**** TEKS SUMBER ****

Salah satu alasan utama pelarangan AI generatif di perguruan tinggi adalah kekhawatiran bahwa mahasiswa akan menjadi terlalu bergantung padanya, yang pada akhirnya dapat merusak proses pembelajaran mereka. Alih-alih belajar memahami materi secara mendalam, mahasiswa mungkin hanya mencari jawaban instan dari AI. Ya, kita tidak bisa menutup mata bahwa kemungkinan ini ada. Tapi bukankah masalah serupa juga pernah muncul saat internet mulai digunakan di sekolah-sekolah? Bukankah dulu kita juga takut bahwa Wikipedia dan Google akan merusak otak kritis generasi muda?
Faktanya, alih-alih menjadi lebih bodoh, generasi digital justru semakin adaptif. Mereka mampu memilah informasi dan menggunakan teknologi untuk memperdalam pengetahuan. Jadi, mengapa kali ini kita bersikap lebih skeptis terhadap AI generatif? Mungkinkah ini hanya bentuk lain dari ketakutan kita terhadap hal baru, sebuah nostalgia masa lalu di mana pembelajaran selalu dianggap murni ketika dilakukan tanpa bantuan teknologi?
Isu Privasi dan Keamanan Data: Ancaman atau Pembelajaran?

**** DATA ****

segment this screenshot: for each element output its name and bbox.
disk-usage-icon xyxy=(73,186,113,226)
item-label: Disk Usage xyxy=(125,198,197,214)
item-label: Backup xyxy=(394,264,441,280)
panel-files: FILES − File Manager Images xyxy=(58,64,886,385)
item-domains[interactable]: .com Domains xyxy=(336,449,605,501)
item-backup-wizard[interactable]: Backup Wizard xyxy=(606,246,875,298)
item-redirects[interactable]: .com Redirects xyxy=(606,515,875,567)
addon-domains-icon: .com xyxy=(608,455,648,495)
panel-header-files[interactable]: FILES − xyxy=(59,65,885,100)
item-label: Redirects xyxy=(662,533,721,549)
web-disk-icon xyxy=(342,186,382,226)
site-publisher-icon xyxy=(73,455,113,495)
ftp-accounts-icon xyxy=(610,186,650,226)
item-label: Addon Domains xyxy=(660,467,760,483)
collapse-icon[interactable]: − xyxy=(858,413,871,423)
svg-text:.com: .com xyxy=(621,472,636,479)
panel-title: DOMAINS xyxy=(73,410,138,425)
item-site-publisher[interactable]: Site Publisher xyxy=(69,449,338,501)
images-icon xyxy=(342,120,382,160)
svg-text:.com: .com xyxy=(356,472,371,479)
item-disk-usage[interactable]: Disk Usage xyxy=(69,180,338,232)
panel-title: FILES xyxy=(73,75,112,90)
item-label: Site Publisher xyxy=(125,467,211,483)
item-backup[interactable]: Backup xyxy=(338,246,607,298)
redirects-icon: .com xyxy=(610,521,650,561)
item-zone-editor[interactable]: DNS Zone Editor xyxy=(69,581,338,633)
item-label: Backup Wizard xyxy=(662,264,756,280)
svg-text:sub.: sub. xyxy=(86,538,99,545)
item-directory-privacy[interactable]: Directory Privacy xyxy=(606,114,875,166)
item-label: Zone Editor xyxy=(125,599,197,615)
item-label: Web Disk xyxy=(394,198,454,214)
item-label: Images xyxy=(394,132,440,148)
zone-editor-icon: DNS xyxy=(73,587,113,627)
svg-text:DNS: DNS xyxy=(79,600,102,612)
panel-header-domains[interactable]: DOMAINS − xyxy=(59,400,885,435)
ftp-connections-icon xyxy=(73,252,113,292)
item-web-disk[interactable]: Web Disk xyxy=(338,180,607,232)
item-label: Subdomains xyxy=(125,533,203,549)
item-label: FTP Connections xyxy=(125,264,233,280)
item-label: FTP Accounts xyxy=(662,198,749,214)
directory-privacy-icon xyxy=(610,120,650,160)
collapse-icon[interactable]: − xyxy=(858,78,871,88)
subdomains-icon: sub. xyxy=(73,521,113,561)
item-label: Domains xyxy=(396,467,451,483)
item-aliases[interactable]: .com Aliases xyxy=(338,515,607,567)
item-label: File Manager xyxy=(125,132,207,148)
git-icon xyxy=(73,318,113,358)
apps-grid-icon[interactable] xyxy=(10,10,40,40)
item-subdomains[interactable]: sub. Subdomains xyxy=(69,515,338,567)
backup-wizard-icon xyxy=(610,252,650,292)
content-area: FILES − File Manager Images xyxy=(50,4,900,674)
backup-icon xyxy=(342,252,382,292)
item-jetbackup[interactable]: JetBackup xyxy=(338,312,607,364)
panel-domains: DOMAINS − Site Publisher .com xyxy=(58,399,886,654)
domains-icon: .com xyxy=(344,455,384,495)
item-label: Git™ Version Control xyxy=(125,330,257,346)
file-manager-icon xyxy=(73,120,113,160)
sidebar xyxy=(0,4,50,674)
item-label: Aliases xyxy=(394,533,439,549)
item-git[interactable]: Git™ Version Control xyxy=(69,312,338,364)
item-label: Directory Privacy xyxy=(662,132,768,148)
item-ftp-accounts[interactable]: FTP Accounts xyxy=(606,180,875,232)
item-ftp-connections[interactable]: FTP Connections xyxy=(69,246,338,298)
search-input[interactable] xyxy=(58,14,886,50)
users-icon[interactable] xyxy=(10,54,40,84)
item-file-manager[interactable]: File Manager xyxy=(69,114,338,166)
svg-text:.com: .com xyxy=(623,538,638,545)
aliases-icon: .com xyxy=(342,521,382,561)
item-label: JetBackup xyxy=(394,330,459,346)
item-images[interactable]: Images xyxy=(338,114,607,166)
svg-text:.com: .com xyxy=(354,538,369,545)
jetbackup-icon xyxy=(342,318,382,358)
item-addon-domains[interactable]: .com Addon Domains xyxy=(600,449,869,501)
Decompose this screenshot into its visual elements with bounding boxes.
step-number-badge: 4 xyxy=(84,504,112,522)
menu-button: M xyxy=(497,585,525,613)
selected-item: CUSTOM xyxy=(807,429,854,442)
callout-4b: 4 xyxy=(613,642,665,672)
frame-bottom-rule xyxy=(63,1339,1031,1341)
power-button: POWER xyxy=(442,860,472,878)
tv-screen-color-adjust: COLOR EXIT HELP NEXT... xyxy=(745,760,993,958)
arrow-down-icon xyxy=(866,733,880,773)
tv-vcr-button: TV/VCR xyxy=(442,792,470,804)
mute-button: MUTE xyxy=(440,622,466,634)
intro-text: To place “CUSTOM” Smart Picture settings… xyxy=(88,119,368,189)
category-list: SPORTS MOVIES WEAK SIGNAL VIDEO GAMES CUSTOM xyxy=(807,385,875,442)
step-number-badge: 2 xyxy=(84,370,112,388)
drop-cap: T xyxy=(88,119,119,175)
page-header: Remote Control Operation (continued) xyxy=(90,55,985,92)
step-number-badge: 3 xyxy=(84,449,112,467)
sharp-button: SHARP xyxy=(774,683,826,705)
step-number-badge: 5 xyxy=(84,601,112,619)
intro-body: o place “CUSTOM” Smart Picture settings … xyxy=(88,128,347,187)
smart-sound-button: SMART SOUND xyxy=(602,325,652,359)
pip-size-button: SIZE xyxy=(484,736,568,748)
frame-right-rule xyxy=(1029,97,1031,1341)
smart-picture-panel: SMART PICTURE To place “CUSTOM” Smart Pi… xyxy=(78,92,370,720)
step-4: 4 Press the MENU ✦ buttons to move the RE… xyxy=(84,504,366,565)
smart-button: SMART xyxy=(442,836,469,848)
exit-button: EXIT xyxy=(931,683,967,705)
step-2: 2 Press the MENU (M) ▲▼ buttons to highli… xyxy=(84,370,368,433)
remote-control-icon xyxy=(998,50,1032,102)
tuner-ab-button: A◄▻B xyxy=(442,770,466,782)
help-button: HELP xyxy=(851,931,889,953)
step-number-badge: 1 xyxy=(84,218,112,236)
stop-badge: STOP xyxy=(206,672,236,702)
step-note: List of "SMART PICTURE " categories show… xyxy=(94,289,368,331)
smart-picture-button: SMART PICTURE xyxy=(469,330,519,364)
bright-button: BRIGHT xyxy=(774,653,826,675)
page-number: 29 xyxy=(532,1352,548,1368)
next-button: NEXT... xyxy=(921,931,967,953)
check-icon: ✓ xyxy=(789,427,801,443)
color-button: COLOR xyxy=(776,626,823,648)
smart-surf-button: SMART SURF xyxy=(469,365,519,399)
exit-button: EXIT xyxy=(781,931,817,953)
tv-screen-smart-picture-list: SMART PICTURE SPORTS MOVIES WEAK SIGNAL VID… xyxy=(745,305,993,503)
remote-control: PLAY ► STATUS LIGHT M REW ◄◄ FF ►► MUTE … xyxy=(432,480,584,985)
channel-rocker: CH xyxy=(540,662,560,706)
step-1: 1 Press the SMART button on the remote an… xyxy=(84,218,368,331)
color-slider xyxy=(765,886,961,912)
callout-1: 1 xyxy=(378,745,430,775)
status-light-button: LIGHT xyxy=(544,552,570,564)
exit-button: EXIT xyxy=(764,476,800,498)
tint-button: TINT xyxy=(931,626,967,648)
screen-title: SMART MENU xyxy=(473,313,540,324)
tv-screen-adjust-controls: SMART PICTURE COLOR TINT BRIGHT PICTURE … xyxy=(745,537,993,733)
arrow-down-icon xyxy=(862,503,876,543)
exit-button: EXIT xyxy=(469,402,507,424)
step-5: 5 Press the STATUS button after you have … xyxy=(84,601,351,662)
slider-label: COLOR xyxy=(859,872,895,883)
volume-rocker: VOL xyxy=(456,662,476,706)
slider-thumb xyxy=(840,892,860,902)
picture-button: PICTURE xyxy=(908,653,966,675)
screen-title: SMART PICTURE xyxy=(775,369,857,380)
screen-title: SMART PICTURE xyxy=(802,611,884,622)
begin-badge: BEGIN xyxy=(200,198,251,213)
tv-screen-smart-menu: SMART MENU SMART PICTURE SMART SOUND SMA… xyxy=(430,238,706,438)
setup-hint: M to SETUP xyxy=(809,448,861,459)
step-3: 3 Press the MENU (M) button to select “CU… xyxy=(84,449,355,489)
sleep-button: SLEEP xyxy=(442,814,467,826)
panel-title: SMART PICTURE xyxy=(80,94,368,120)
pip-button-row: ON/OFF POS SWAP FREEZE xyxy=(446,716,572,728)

****

- SOAL TEKS:
1. Kutip setiap kalimat tanya dalam teks tentang AI generatif di perguruan tinggi, tanpa menyertakan judul bagian di akhirnya.
2. Lanjutkan teks tentang AI generatif di perguruan tinggi dengan satu paragraf yang mengisi bagian berjudul "Isu Privasi dan Keamanan Data: Ancaman atau Pembelajaran?".

- HASIL PENGERJAAN:
1.
1. Tapi bukankah masalah serupa juga pernah muncul saat internet mulai digunakan di sekolah-sekolah?
2. Bukankah dulu kita juga takut bahwa Wikipedia dan Google akan merusak otak kritis generasi muda?
3. Jadi, mengapa kali ini kita bersikap lebih skeptis terhadap AI generatif?
4. Mungkinkah ini hanya bentuk lain dari ketakutan kita terhadap hal baru, sebuah nostalgia masa lalu di mana pembelajaran selalu dianggap murni ketika dilakukan tanpa bantuan teknologi?

2.
Argumen lain yang diangkat adalah mengenai risiko privasi. AI generatif mengumpulkan data, dan mahasiswa sering kali tidak memahami konsekuensinya. Benar, masalah ini tidak boleh dianggap remeh. Namun, melarang penggunaan AI tidak akan menyelesaikan masalah privasi data. Sebaliknya, ini adalah kesempatan emas bagi institusi pendidikan untuk mengajarkan literasi digital dan kesadaran akan privasi. Bukankah lebih baik mengajarkan mahasiswa cara aman menggunakan AI daripada melarangnya sama sekali?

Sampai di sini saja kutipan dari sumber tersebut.